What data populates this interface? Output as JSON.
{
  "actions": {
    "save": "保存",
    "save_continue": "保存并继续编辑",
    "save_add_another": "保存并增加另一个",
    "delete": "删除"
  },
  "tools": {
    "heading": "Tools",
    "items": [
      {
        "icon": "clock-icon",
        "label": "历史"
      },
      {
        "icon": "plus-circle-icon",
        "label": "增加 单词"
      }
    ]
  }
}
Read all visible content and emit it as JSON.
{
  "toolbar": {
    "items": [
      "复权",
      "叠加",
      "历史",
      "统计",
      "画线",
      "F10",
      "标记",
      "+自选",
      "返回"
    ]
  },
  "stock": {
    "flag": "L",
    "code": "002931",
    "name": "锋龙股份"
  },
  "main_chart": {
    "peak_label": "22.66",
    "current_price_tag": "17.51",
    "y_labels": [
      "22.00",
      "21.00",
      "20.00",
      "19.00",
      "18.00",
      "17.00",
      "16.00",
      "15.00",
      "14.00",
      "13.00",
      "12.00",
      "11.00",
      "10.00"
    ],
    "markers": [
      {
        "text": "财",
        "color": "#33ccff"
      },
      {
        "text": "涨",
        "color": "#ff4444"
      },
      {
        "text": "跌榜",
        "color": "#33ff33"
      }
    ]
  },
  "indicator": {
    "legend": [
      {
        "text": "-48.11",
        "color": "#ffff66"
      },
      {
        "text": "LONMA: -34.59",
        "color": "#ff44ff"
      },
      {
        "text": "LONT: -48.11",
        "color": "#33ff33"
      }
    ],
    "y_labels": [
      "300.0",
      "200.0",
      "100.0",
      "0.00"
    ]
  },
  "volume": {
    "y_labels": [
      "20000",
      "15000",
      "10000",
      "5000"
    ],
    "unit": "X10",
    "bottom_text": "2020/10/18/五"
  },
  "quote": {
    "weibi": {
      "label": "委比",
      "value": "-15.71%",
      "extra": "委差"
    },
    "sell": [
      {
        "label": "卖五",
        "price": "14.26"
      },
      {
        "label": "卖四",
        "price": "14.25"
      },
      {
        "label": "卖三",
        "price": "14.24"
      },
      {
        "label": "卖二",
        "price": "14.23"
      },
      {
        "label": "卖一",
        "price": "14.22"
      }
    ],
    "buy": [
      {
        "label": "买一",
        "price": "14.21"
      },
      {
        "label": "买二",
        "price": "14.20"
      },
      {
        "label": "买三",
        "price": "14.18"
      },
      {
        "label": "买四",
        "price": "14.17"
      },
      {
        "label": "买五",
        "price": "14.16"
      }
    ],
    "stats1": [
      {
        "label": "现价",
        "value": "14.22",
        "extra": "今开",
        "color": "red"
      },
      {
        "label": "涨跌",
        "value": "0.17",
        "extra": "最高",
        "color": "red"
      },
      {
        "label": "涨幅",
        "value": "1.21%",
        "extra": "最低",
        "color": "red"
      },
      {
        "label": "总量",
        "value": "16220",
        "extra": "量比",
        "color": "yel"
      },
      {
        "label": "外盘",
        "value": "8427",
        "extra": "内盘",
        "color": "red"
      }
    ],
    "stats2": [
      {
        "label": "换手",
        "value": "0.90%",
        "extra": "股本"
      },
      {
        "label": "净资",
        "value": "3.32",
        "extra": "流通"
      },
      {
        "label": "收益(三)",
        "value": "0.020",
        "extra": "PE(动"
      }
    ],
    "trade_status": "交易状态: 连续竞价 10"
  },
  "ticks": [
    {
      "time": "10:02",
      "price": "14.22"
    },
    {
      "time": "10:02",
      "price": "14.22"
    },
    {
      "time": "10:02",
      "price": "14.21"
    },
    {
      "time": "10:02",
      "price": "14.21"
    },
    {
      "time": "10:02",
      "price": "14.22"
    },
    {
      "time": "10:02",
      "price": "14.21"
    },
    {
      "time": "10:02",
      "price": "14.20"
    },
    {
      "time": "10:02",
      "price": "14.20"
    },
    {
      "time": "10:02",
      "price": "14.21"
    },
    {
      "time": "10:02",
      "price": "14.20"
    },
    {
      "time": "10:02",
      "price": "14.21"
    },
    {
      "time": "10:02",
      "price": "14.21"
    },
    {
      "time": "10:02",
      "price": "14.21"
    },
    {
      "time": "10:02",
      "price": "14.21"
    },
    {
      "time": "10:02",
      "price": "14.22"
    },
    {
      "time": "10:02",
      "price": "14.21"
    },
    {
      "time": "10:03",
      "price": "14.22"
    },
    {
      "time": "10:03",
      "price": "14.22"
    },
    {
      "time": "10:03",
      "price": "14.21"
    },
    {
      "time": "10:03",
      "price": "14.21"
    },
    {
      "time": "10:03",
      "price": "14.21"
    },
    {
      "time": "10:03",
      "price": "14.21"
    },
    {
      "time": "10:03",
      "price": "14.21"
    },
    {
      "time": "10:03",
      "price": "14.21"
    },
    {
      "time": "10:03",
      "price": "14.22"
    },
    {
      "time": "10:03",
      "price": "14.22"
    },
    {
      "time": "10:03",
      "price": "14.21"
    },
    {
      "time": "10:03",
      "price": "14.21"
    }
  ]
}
- - -
▸ **Task prompt**
Give an exact repetition of all the material.

▸ **Expected answer**
What data populates this interface? Output as JSON.
{
  "actions": {
    "save": "保存",
    "save_continue": "保存并继续编辑",
    "save_add_another": "保存并增加另一个",
    "delete": "删除"
  },
  "tools": {
    "heading": "Tools",
    "items": [
      {
        "icon": "clock-icon",
        "label": "历史"
      },
      {
        "icon": "plus-circle-icon",
        "label": "增加 单词"
      }
    ]
  }
}
Read all visible content and emit it as JSON.
{
  "toolbar": {
    "items": [
      "复权",
      "叠加",
      "历史",
      "统计",
      "画线",
      "F10",
      "标记",
      "+自选",
      "返回"
    ]
  },
  "stock": {
    "flag": "L",
    "code": "002931",
    "name": "锋龙股份"
  },
  "main_chart": {
    "peak_label": "22.66",
    "current_price_tag": "17.51",
    "y_labels": [
      "22.00",
      "21.00",
      "20.00",
      "19.00",
      "18.00",
      "17.00",
      "16.00",
      "15.00",
      "14.00",
      "13.00",
      "12.00",
      "11.00",
      "10.00"
    ],
    "markers": [
      {
        "text": "财",
        "color": "#33ccff"
      },
      {
        "text": "涨",
        "color": "#ff4444"
      },
      {
        "text": "跌榜",
        "color": "#33ff33"
      }
    ]
  },
  "indicator": {
    "legend": [
      {
        "text": "-48.11",
        "color": "#ffff66"
      },
      {
        "text": "LONMA: -34.59",
        "color": "#ff44ff"
      },
      {
        "text": "LONT: -48.11",
        "color": "#33ff33"
      }
    ],
    "y_labels": [
      "300.0",
      "200.0",
      "100.0",
      "0.00"
    ]
  },
  "volume": {
    "y_labels": [
      "20000",
      "15000",
      "10000",
      "5000"
    ],
    "unit": "X10",
    "bottom_text": "2020/10/18/五"
  },
  "quote": {
    "weibi": {
      "label": "委比",
      "value": "-15.71%",
      "extra": "委差"
    },
    "sell": [
      {
        "label": "卖五",
        "price": "14.26"
      },
      {
        "label": "卖四",
        "price": "14.25"
      },
      {
        "label": "卖三",
        "price": "14.24"
      },
      {
        "label": "卖二",
        "price": "14.23"
      },
      {
        "label": "卖一",
        "price": "14.22"
      }
    ],
    "buy": [
      {
        "label": "买一",
        "price": "14.21"
      },
      {
        "label": "买二",
        "price": "14.20"
      },
      {
        "label": "买三",
        "price": "14.18"
      },
      {
        "label": "买四",
        "price": "14.17"
      },
      {
        "label": "买五",
        "price": "14.16"
      }
    ],
    "stats1": [
      {
        "label": "现价",
        "value": "14.22",
        "extra": "今开",
        "color": "red"
      },
      {
        "label": "涨跌",
        "value": "0.17",
        "extra": "最高",
        "color": "red"
      },
      {
        "label": "涨幅",
        "value": "1.21%",
        "extra": "最低",
        "color": "red"
      },
      {
        "label": "总量",
        "value": "16220",
        "extra": "量比",
        "color": "yel"
      },
      {
        "label": "外盘",
        "value": "8427",
        "extra": "内盘",
        "color": "red"
      }
    ],
    "stats2": [
      {
        "label": "换手",
        "value": "0.90%",
        "extra": "股本"
      },
      {
        "label": "净资",
        "value": "3.32",
        "extra": "流通"
      },
      {
        "label": "收益(三)",
        "value": "0.020",
        "extra": "PE(动"
      }
    ],
    "trade_status": "交易状态: 连续竞价 10"
  },
  "ticks": [
    {
      "time": "10:02",
      "price": "14.22"
    },
    {
      "time": "10:02",
      "price": "14.22"
    },
    {
      "time": "10:02",
      "price": "14.21"
    },
    {
      "time": "10:02",
      "price": "14.21"
    },
    {
      "time": "10:02",
      "price": "14.22"
    },
    {
      "time": "10:02",
      "price": "14.21"
    },
    {
      "time": "10:02",
      "price": "14.20"
    },
    {
      "time": "10:02",
      "price": "14.20"
    },
    {
      "time": "10:02",
      "price": "14.21"
    },
    {
      "time": "10:02",
      "price": "14.20"
    },
    {
      "time": "10:02",
      "price": "14.21"
    },
    {
      "time": "10:02",
      "price": "14.21"
    },
    {
      "time": "10:02",
      "price": "14.21"
    },
    {
      "time": "10:02",
      "price": "14.21"
    },
    {
      "time": "10:02",
      "price": "14.22"
    },
    {
      "time": "10:02",
      "price": "14.21"
    },
    {
      "time": "10:03",
      "price": "14.22"
    },
    {
      "time": "10:03",
      "price": "14.22"
    },
    {
      "time": "10:03",
      "price": "14.21"
    },
    {
      "time": "10:03",
      "price": "14.21"
    },
    {
      "time": "10:03",
      "price": "14.21"
    },
    {
      "time": "10:03",
      "price": "14.21"
    },
    {
      "time": "10:03",
      "price": "14.21"
    },
    {
      "time": "10:03",
      "price": "14.21"
    },
    {
      "time": "10:03",
      "price": "14.22"
    },
    {
      "time": "10:03",
      "price": "14.22"
    },
    {
      "time": "10:03",
      "price": "14.21"
    },
    {
      "time": "10:03",
      "price": "14.21"
    }
  ]
}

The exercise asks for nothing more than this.